BEGIN Material
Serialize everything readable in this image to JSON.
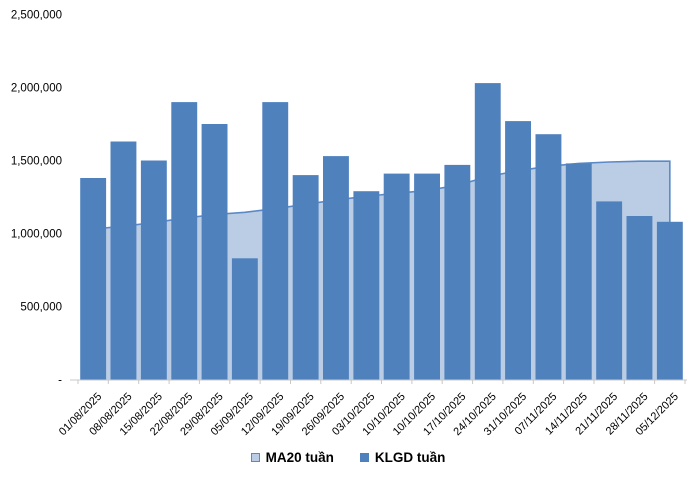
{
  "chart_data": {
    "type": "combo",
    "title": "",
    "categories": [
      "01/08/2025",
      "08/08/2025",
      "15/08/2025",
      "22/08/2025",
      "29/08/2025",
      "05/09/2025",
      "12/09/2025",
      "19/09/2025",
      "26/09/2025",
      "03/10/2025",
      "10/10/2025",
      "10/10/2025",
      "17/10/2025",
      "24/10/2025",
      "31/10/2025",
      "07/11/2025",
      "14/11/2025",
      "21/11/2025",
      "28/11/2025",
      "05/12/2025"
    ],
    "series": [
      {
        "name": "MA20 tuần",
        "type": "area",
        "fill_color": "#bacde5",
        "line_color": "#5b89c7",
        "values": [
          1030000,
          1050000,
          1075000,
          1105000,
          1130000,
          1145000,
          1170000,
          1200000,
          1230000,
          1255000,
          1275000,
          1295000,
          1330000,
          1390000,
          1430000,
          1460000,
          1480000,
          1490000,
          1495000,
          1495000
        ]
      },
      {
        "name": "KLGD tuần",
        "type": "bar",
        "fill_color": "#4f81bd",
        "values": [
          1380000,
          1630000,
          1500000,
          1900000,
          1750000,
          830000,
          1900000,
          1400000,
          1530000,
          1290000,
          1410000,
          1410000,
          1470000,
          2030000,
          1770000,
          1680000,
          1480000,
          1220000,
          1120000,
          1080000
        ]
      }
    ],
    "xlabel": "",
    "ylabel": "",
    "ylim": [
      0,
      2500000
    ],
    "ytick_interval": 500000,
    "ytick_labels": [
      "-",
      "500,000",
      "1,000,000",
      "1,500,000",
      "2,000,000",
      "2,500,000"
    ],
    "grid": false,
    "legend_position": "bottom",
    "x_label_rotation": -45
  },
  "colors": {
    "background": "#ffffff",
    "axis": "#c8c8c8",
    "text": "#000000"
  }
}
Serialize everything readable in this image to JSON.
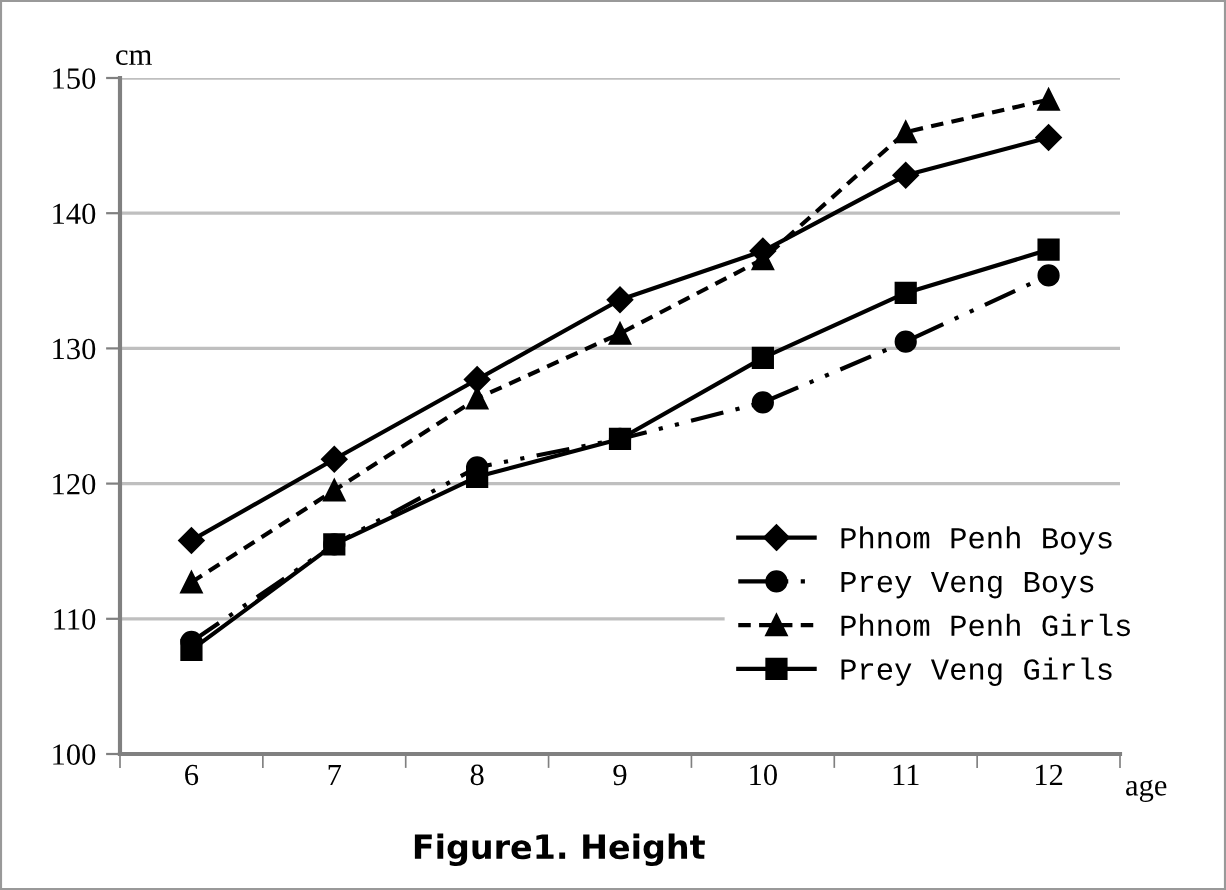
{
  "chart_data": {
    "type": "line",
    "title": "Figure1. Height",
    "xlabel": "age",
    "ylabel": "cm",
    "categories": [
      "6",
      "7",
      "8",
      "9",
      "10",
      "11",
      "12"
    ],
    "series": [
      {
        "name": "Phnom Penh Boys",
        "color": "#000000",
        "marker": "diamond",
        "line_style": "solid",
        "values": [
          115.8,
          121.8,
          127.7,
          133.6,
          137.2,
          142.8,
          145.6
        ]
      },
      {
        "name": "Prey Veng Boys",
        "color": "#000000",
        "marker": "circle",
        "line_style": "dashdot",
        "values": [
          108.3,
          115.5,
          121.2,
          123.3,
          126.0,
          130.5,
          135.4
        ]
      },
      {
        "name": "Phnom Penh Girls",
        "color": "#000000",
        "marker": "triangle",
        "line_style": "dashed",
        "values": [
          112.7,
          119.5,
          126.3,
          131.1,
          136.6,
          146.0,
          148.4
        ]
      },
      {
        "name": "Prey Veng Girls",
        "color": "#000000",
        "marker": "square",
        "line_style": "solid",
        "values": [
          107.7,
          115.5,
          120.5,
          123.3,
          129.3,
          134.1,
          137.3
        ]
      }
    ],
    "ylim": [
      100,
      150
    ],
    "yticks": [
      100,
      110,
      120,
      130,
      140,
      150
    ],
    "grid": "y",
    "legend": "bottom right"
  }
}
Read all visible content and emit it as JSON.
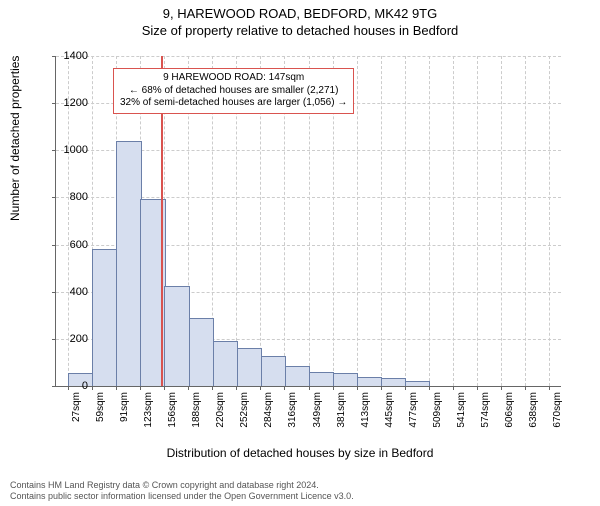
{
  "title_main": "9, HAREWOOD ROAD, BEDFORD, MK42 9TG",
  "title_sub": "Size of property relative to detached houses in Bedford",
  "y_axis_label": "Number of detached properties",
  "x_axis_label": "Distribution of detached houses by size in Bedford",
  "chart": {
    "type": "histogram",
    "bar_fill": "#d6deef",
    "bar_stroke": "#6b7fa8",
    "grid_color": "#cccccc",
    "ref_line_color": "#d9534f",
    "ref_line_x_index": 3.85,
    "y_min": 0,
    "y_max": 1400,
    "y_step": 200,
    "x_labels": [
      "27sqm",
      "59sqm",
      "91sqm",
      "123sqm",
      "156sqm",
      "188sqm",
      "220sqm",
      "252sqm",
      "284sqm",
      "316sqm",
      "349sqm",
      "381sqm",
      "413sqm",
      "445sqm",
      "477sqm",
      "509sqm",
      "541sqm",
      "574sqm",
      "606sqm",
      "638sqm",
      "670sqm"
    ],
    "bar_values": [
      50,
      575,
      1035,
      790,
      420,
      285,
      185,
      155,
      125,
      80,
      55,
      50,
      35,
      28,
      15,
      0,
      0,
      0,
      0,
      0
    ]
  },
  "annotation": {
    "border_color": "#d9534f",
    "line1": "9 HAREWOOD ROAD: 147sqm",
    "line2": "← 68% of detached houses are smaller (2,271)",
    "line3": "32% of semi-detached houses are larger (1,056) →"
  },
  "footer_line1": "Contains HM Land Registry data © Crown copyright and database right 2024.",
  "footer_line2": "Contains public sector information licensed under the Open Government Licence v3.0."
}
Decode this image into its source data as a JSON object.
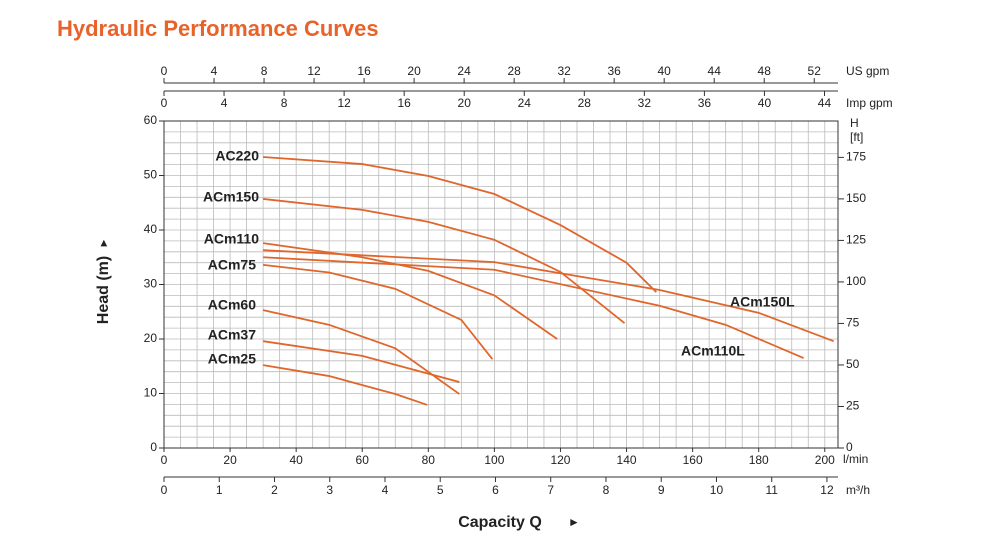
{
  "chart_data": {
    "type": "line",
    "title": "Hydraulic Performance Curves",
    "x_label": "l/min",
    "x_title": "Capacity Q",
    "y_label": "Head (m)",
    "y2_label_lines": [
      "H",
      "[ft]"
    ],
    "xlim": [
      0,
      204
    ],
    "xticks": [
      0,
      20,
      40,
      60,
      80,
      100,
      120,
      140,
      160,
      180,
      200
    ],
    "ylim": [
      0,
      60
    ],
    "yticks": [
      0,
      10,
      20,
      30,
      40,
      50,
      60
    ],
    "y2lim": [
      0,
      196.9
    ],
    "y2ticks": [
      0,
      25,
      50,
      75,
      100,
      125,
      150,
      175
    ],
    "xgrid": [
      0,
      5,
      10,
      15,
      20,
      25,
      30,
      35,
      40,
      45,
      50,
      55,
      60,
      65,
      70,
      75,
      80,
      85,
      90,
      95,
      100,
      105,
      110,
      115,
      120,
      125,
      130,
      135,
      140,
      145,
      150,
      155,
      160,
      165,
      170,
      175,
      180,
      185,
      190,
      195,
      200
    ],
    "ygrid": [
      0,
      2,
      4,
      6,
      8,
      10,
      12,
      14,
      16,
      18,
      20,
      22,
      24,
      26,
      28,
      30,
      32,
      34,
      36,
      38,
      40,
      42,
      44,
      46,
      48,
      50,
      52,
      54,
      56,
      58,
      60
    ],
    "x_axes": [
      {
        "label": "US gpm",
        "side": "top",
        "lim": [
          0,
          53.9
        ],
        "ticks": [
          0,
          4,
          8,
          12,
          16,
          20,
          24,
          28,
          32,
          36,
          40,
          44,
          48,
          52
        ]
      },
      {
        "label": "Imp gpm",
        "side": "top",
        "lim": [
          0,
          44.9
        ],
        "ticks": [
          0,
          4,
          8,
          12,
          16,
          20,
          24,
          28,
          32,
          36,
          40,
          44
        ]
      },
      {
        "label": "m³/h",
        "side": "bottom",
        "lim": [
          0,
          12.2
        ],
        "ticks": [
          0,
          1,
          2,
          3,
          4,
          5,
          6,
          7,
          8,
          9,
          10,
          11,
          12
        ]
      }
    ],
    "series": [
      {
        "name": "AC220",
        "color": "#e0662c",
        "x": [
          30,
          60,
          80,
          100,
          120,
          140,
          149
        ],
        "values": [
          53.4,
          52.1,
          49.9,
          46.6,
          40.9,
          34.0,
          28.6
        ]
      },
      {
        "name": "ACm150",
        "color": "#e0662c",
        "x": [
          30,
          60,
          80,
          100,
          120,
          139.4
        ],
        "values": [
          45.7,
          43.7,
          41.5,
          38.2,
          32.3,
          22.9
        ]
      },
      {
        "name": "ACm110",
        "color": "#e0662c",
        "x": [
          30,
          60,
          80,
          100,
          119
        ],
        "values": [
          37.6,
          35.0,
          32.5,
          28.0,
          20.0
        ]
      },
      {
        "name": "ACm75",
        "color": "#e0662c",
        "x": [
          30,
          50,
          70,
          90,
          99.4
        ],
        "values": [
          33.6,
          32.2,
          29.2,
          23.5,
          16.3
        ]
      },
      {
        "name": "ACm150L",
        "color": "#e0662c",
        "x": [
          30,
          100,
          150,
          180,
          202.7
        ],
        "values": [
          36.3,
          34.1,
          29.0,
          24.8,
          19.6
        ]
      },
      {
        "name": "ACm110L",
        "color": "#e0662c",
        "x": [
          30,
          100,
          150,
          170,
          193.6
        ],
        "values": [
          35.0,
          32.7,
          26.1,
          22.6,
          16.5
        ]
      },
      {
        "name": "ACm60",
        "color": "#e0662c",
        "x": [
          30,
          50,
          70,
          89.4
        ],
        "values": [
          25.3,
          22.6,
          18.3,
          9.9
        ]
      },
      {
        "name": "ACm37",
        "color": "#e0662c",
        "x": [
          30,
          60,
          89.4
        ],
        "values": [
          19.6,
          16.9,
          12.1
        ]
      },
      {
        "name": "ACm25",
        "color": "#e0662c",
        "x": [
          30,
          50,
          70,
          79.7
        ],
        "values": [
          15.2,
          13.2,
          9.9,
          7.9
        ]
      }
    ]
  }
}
END Material
* [Exercise prompt]:
Count the lines that hold the string "type", and reply with that number alone.

* [Response to this exercise]:
6